◆ **What you have to do**:
Select every line containing the word "this" from the material, and copy those lines.

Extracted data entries
= = = =

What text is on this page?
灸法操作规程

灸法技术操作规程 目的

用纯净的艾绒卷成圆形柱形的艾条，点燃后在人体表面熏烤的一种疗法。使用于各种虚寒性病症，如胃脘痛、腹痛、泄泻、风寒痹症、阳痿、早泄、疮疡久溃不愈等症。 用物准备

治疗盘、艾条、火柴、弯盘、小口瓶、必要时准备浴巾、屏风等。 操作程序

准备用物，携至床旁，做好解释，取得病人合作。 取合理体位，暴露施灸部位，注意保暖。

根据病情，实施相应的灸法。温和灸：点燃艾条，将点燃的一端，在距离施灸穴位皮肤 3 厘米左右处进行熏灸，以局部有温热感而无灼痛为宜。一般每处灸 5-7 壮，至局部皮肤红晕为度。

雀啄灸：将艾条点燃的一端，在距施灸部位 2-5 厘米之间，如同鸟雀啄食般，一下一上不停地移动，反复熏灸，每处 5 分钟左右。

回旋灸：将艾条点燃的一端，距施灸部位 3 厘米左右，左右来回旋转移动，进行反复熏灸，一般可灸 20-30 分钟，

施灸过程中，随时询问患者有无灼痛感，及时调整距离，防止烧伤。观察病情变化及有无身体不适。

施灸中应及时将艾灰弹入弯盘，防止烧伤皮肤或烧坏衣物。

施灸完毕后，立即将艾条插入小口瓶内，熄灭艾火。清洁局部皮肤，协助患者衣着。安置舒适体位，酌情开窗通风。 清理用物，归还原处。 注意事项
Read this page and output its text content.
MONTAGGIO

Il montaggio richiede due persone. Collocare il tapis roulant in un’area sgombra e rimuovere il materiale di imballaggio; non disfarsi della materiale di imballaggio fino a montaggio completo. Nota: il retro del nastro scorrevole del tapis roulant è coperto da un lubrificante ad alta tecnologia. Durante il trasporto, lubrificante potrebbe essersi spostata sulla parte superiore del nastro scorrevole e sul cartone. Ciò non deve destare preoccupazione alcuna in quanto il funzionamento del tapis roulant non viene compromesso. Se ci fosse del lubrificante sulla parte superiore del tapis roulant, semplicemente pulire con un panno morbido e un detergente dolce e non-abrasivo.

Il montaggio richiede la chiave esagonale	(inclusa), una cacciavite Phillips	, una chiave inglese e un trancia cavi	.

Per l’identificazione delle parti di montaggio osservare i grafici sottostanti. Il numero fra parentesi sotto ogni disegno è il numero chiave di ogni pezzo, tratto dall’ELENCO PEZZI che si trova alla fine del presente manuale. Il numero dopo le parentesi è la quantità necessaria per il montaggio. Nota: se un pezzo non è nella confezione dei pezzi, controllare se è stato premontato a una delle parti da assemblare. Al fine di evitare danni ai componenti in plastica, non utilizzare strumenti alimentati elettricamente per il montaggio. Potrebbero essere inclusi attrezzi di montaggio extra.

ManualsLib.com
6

= = = =

◆ **Complete response**:
What text is on this page?
Read this page and output its text content.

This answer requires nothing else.